COMPITO A
Riscrivi in forma più breve il paragrafo che inizia con "I conducenti inconsapevoli" nell'articolo sulle false polizze auto, mantenendone i fatti principali.
COMPITO B
Riprendi l'articolo sulle false polizze auto e continualo dopo la sua ultima frase.

BRANO CITATO
>>>>
Correggio, la banda dei falsi assicuratori incastrata da un giro di soldi

Polizze farlocche su Whatsapp: dodici persone finiscono denunciate per truffa Accusati anche di riciclaggio di denaro. Operavano dalla Campania in tutta Italia



CORREGGIO. I profitti delle vendite delle false assicurazioni auto vendute online, un mercato sempre più florido capace di notevoli guadagni, venivano ripuliti attraverso una serie di passaggi su diverse carte di credito intestate a complici appartenenti all’organizzazione.


E proprio questo giro di soldi, emerso durante le indagini dei carabinieri di Correggio, ha tradito 12 componenti della banda specializzata nelle false assicurazioni d’auto, tutti denunciati per truffa e riciclaggio.

La base operativa era in Campania, ma le vendite e gli introiti avvenivano in tutta Italia senza risparmiare, ovviamente, il Reggiano.

Le polizze posticce venivano mandate agli acquirenti ignari, dopo che avevano pagato il corrispettivo richiesto, addirittura tramite Whatsapp.

I conducenti inconsapevoli, convinti di avere il mezzo assicurato, scoprivano poi la truffa al primo controllo stradale con inevitabile multa. Il fenomeno, purtroppo, è in costante crescita, anche con queste nuove modalità.

Nel Reggiano però il giro messo in piedi dai malviventi ha conosciuto, alla fine, una battuta d’arresto, grazie alle indagini dei militari della stazione locale attivate dalla segnalazione di un automobilista vittima del raggiro, ma abbastanza attendo da rendersene conto prima di venire fermato e multato dalle forze dell’ordine.
<<<<
MATERIALE DI STUDIO
>>>>
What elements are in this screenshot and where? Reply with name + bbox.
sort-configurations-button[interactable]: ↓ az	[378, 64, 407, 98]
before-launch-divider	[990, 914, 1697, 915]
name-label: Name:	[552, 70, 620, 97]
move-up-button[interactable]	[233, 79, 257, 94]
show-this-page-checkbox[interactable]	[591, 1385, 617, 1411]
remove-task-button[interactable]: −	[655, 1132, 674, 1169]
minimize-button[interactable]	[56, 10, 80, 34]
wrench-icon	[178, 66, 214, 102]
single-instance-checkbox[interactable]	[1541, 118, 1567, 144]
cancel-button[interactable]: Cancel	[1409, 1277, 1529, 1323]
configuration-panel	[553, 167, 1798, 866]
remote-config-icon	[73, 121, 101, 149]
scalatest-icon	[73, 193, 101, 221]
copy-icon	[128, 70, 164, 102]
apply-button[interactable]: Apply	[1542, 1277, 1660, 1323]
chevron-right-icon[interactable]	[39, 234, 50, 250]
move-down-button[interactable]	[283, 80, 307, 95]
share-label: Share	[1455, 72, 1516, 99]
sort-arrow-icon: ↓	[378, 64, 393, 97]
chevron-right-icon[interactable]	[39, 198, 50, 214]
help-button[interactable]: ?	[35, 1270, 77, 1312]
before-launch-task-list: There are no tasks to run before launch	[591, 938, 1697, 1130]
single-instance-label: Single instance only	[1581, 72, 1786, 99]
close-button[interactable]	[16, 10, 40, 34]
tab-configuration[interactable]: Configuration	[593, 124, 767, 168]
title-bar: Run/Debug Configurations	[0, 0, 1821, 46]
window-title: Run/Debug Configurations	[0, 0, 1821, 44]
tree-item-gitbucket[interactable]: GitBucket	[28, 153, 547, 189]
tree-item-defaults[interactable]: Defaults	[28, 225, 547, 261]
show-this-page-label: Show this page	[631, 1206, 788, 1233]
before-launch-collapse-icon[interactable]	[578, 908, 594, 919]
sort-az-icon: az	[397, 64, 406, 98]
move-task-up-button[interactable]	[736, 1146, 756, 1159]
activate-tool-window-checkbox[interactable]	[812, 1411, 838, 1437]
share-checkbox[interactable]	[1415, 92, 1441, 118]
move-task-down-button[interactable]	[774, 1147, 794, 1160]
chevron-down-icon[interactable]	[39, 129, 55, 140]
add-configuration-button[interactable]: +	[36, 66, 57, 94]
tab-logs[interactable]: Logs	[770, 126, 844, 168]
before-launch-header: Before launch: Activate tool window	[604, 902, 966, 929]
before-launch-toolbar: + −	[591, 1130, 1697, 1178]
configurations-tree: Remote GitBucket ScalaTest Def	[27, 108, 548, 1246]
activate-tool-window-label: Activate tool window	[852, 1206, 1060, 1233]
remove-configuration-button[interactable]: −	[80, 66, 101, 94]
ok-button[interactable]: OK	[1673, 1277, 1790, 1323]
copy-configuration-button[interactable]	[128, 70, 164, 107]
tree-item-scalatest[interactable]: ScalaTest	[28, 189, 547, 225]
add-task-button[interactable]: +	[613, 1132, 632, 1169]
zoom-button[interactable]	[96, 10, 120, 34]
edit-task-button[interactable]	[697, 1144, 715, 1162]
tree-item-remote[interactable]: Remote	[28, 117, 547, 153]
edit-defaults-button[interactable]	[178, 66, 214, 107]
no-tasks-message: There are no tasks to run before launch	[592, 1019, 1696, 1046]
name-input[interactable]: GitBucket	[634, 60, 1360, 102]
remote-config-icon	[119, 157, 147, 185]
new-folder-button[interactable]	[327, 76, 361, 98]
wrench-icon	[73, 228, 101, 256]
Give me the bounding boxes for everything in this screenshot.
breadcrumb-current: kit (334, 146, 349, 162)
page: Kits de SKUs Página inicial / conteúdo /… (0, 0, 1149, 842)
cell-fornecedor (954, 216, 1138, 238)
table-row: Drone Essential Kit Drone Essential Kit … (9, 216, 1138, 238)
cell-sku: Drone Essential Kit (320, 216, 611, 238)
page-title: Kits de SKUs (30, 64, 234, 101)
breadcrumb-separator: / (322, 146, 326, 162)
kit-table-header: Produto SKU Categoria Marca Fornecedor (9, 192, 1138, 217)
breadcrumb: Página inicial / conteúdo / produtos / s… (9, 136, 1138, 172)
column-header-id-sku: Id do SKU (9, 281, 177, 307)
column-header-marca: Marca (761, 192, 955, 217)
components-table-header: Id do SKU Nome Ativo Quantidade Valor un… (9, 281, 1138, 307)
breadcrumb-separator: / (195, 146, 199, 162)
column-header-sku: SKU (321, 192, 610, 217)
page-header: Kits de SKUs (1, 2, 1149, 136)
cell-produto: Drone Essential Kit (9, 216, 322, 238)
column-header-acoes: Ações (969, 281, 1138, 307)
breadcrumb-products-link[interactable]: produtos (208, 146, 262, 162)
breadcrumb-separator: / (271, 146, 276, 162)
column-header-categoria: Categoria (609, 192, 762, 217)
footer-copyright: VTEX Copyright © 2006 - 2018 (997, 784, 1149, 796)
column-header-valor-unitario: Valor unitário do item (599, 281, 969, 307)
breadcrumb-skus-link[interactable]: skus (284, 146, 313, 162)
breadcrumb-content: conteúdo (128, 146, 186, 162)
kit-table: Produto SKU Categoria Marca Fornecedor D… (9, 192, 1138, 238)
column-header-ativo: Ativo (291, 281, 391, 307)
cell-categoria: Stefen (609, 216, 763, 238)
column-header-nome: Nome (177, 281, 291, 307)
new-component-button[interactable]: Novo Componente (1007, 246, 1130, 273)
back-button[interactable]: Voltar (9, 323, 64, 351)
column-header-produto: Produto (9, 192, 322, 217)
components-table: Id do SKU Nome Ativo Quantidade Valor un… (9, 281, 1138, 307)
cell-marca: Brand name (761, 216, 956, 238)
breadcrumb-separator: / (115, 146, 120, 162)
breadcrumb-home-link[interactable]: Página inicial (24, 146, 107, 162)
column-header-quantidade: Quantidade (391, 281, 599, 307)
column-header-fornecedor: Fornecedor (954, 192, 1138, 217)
<<<<
RISPOSTA A
Convinti di avere il veicolo assicurato, i conducenti scoprivano la truffa al primo controllo stradale e venivano multati. Il fenomeno è in costante crescita, anche con queste nuove modalità.

RISPOSTA B
Le indagini dei carabinieri di Correggio erano partite a febbraio dell’anno scorso, quando un cittadino aveva denunciato di aver versato 776 euro per l’acquisto di una polizza assicurativa Rc auto, acquistata online, senza mai ottenere la relativa documentazione; l’uomo si era poi accorto di essere stato raggirato dopo essersi rivolto alla compagnia assicurativa che aveva negato l’esistenza di alcun contratto sottoscritto con loro.

In questo caso i militari pochi mesi dopo, nel giugno successivo, avevano individuato il sospetto responsabile della finta compravendita in un campano, poi denunciato. Ma le indagini erano andate avanti con un lavoro certosino da parte dei carabinieri che sono riusciti a risalire a un più vasto giro di vendite di assicurazioni false, tramite un più che sospetto flusso di denaro.

L’analisi delle transazioni sulle diverse carte di credito individuate ha portato ad accertare l’attività di una banda composta da dodici persone, tutte di origine campana, ora segnalate alla Procura reggiana e all’autorità giudiziaria.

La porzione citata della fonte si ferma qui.